(WORK TASK) Copy every line in the records below that contains the word "mays".

Figure record listings
<<<<

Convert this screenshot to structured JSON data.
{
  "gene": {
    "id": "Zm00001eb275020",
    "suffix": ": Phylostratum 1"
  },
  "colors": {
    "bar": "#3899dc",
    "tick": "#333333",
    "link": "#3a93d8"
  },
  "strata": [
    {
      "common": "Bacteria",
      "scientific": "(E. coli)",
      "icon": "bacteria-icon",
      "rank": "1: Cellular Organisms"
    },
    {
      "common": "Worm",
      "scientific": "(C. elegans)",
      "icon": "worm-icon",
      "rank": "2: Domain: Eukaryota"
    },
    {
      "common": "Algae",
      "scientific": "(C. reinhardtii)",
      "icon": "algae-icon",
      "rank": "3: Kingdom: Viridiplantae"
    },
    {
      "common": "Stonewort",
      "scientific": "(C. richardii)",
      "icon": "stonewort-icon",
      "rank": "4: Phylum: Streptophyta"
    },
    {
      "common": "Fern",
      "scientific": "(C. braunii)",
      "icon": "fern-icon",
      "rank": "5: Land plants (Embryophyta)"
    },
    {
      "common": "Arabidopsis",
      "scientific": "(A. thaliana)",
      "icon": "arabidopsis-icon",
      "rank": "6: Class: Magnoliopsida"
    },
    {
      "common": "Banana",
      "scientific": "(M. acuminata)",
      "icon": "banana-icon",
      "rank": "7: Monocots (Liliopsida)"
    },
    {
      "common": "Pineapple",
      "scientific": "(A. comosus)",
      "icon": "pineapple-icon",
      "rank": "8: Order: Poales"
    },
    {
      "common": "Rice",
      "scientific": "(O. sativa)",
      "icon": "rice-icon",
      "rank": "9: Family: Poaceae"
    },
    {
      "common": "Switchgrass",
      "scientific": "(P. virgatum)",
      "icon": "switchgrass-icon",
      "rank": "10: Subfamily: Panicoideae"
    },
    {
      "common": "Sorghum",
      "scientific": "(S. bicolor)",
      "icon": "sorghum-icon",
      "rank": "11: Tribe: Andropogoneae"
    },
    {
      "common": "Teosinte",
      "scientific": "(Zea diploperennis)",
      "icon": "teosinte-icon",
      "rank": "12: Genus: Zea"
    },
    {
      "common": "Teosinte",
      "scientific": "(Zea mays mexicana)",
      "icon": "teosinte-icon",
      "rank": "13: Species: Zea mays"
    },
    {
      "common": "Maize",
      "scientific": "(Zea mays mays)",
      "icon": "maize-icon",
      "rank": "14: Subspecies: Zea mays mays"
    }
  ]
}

>>>>

(OUTPUT OF THE TASK)
      "scientific": "(Zea mays mexicana)",
      "rank": "13: Species: Zea mays"
      "scientific": "(Zea mays mays)",
      "rank": "14: Subspecies: Zea mays mays"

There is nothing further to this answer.